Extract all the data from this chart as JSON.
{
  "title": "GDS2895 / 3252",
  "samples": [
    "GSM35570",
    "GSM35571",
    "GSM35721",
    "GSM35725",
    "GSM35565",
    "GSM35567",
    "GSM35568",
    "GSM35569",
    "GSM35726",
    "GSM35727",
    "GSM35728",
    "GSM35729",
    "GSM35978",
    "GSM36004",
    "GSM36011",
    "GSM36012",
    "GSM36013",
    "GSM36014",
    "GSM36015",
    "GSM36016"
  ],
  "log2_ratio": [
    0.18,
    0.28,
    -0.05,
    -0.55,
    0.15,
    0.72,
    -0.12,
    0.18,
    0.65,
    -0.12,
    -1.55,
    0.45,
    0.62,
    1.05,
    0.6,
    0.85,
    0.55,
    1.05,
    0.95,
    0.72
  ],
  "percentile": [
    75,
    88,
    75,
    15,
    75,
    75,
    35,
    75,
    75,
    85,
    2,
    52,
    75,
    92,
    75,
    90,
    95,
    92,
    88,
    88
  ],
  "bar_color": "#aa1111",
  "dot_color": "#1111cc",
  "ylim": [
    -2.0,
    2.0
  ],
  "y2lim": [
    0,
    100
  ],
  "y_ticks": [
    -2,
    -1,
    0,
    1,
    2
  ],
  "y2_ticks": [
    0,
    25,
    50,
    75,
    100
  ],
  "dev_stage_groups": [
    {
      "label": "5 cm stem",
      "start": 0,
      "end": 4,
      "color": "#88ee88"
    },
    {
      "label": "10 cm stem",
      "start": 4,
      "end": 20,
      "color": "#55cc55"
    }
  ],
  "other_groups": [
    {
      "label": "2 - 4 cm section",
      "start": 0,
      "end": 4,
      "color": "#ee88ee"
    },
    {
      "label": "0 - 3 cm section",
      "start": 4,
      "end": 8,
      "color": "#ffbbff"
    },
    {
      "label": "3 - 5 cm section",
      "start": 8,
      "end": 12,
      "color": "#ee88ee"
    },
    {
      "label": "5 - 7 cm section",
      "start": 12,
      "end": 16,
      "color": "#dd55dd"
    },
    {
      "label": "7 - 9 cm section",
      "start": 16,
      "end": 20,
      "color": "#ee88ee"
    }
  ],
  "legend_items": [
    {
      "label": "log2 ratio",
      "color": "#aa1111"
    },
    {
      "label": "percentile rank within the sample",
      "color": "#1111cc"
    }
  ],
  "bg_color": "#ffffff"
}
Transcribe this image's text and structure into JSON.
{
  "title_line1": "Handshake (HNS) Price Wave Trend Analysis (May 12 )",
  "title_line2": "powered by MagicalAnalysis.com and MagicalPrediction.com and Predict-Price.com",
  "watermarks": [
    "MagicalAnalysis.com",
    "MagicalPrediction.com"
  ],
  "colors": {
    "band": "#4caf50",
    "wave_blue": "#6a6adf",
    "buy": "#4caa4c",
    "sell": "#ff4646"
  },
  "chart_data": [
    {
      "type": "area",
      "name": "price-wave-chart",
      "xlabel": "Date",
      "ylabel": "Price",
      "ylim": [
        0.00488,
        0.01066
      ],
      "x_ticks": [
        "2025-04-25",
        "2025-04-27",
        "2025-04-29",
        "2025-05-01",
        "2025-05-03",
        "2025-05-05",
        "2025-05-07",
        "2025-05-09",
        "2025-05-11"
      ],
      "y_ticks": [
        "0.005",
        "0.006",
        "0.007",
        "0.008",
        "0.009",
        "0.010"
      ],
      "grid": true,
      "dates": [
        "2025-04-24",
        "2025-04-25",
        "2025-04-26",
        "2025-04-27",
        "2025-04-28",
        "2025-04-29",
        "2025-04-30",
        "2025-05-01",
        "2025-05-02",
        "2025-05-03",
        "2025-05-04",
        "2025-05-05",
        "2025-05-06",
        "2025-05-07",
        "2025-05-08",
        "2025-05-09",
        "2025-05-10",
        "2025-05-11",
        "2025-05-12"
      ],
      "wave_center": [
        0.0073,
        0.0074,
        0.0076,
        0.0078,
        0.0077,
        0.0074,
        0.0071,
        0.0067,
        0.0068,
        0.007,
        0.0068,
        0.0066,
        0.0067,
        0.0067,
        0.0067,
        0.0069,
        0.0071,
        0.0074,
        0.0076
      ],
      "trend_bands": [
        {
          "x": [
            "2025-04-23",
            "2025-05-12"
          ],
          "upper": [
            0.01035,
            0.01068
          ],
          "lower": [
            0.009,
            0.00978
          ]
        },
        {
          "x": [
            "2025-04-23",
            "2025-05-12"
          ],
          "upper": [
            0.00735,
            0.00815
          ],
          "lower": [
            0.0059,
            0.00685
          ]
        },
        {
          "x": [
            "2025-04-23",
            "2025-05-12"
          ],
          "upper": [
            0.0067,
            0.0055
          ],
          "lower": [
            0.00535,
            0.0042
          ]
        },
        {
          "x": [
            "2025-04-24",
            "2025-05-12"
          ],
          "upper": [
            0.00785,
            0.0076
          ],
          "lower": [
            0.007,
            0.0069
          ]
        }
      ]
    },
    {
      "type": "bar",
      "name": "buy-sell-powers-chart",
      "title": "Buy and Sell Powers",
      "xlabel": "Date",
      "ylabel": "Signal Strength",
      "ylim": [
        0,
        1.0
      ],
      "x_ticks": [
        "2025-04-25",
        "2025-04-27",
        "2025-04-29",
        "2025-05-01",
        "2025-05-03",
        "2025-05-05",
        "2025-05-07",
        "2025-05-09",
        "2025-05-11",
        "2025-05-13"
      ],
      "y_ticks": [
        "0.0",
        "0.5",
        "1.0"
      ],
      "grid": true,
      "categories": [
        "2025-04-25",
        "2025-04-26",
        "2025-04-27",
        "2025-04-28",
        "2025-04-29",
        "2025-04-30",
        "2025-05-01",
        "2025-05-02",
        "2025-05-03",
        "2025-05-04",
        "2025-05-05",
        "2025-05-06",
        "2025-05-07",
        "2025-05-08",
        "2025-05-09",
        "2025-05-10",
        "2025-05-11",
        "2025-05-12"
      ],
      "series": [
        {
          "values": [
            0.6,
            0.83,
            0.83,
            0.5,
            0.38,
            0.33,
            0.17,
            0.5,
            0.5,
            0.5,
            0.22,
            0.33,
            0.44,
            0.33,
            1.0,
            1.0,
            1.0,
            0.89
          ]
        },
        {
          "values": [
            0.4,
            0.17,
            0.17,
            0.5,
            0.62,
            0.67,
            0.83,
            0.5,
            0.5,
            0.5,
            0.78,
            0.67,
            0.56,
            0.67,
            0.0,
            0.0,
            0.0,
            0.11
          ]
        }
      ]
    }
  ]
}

GOAL —
Copy all of the data exactly.

ANSWER —
Extract all the data from this chart as JSON.
{
  "title": "GDS2895 / 3252",
  "samples": [
    "GSM35570",
    "GSM35571",
    "GSM35721",
    "GSM35725",
    "GSM35565",
    "GSM35567",
    "GSM35568",
    "GSM35569",
    "GSM35726",
    "GSM35727",
    "GSM35728",
    "GSM35729",
    "GSM35978",
    "GSM36004",
    "GSM36011",
    "GSM36012",
    "GSM36013",
    "GSM36014",
    "GSM36015",
    "GSM36016"
  ],
  "log2_ratio": [
    0.18,
    0.28,
    -0.05,
    -0.55,
    0.15,
    0.72,
    -0.12,
    0.18,
    0.65,
    -0.12,
    -1.55,
    0.45,
    0.62,
    1.05,
    0.6,
    0.85,
    0.55,
    1.05,
    0.95,
    0.72
  ],
  "percentile": [
    75,
    88,
    75,
    15,
    75,
    75,
    35,
    75,
    75,
    85,
    2,
    52,
    75,
    92,
    75,
    90,
    95,
    92,
    88,
    88
  ],
  "bar_color": "#aa1111",
  "dot_color": "#1111cc",
  "ylim": [
    -2.0,
    2.0
  ],
  "y2lim": [
    0,
    100
  ],
  "y_ticks": [
    -2,
    -1,
    0,
    1,
    2
  ],
  "y2_ticks": [
    0,
    25,
    50,
    75,
    100
  ],
  "dev_stage_groups": [
    {
      "label": "5 cm stem",
      "start": 0,
      "end": 4,
      "color": "#88ee88"
    },
    {
      "label": "10 cm stem",
      "start": 4,
      "end": 20,
      "color": "#55cc55"
    }
  ],
  "other_groups": [
    {
      "label": "2 - 4 cm section",
      "start": 0,
      "end": 4,
      "color": "#ee88ee"
    },
    {
      "label": "0 - 3 cm section",
      "start": 4,
      "end": 8,
      "color": "#ffbbff"
    },
    {
      "label": "3 - 5 cm section",
      "start": 8,
      "end": 12,
      "color": "#ee88ee"
    },
    {
      "label": "5 - 7 cm section",
      "start": 12,
      "end": 16,
      "color": "#dd55dd"
    },
    {
      "label": "7 - 9 cm section",
      "start": 16,
      "end": 20,
      "color": "#ee88ee"
    }
  ],
  "legend_items": [
    {
      "label": "log2 ratio",
      "color": "#aa1111"
    },
    {
      "label": "percentile rank within the sample",
      "color": "#1111cc"
    }
  ],
  "bg_color": "#ffffff"
}
Transcribe this image's text and structure into JSON.
{
  "title_line1": "Handshake (HNS) Price Wave Trend Analysis (May 12 )",
  "title_line2": "powered by MagicalAnalysis.com and MagicalPrediction.com and Predict-Price.com",
  "watermarks": [
    "MagicalAnalysis.com",
    "MagicalPrediction.com"
  ],
  "colors": {
    "band": "#4caf50",
    "wave_blue": "#6a6adf",
    "buy": "#4caa4c",
    "sell": "#ff4646"
  },
  "chart_data": [
    {
      "type": "area",
      "name": "price-wave-chart",
      "xlabel": "Date",
      "ylabel": "Price",
      "ylim": [
        0.00488,
        0.01066
      ],
      "x_ticks": [
        "2025-04-25",
        "2025-04-27",
        "2025-04-29",
        "2025-05-01",
        "2025-05-03",
        "2025-05-05",
        "2025-05-07",
        "2025-05-09",
        "2025-05-11"
      ],
      "y_ticks": [
        "0.005",
        "0.006",
        "0.007",
        "0.008",
        "0.009",
        "0.010"
      ],
      "grid": true,
      "dates": [
        "2025-04-24",
        "2025-04-25",
        "2025-04-26",
        "2025-04-27",
        "2025-04-28",
        "2025-04-29",
        "2025-04-30",
        "2025-05-01",
        "2025-05-02",
        "2025-05-03",
        "2025-05-04",
        "2025-05-05",
        "2025-05-06",
        "2025-05-07",
        "2025-05-08",
        "2025-05-09",
        "2025-05-10",
        "2025-05-11",
        "2025-05-12"
      ],
      "wave_center": [
        0.0073,
        0.0074,
        0.0076,
        0.0078,
        0.0077,
        0.0074,
        0.0071,
        0.0067,
        0.0068,
        0.007,
        0.0068,
        0.0066,
        0.0067,
        0.0067,
        0.0067,
        0.0069,
        0.0071,
        0.0074,
        0.0076
      ],
      "trend_bands": [
        {
          "x": [
            "2025-04-23",
            "2025-05-12"
          ],
          "upper": [
            0.01035,
            0.01068
          ],
          "lower": [
            0.009,
            0.00978
          ]
        },
        {
          "x": [
            "2025-04-23",
            "2025-05-12"
          ],
          "upper": [
            0.00735,
            0.00815
          ],
          "lower": [
            0.0059,
            0.00685
          ]
        },
        {
          "x": [
            "2025-04-23",
            "2025-05-12"
          ],
          "upper": [
            0.0067,
            0.0055
          ],
          "lower": [
            0.00535,
            0.0042
          ]
        },
        {
          "x": [
            "2025-04-24",
            "2025-05-12"
          ],
          "upper": [
            0.00785,
            0.0076
          ],
          "lower": [
            0.007,
            0.0069
          ]
        }
      ]
    },
    {
      "type": "bar",
      "name": "buy-sell-powers-chart",
      "title": "Buy and Sell Powers",
      "xlabel": "Date",
      "ylabel": "Signal Strength",
      "ylim": [
        0,
        1.0
      ],
      "x_ticks": [
        "2025-04-25",
        "2025-04-27",
        "2025-04-29",
        "2025-05-01",
        "2025-05-03",
        "2025-05-05",
        "2025-05-07",
        "2025-05-09",
        "2025-05-11",
        "2025-05-13"
      ],
      "y_ticks": [
        "0.0",
        "0.5",
        "1.0"
      ],
      "grid": true,
      "categories": [
        "2025-04-25",
        "2025-04-26",
        "2025-04-27",
        "2025-04-28",
        "2025-04-29",
        "2025-04-30",
        "2025-05-01",
        "2025-05-02",
        "2025-05-03",
        "2025-05-04",
        "2025-05-05",
        "2025-05-06",
        "2025-05-07",
        "2025-05-08",
        "2025-05-09",
        "2025-05-10",
        "2025-05-11",
        "2025-05-12"
      ],
      "series": [
        {
          "values": [
            0.6,
            0.83,
            0.83,
            0.5,
            0.38,
            0.33,
            0.17,
            0.5,
            0.5,
            0.5,
            0.22,
            0.33,
            0.44,
            0.33,
            1.0,
            1.0,
            1.0,
            0.89
          ]
        },
        {
          "values": [
            0.4,
            0.17,
            0.17,
            0.5,
            0.62,
            0.67,
            0.83,
            0.5,
            0.5,
            0.5,
            0.78,
            0.67,
            0.56,
            0.67,
            0.0,
            0.0,
            0.0,
            0.11
          ]
        }
      ]
    }
  ]
}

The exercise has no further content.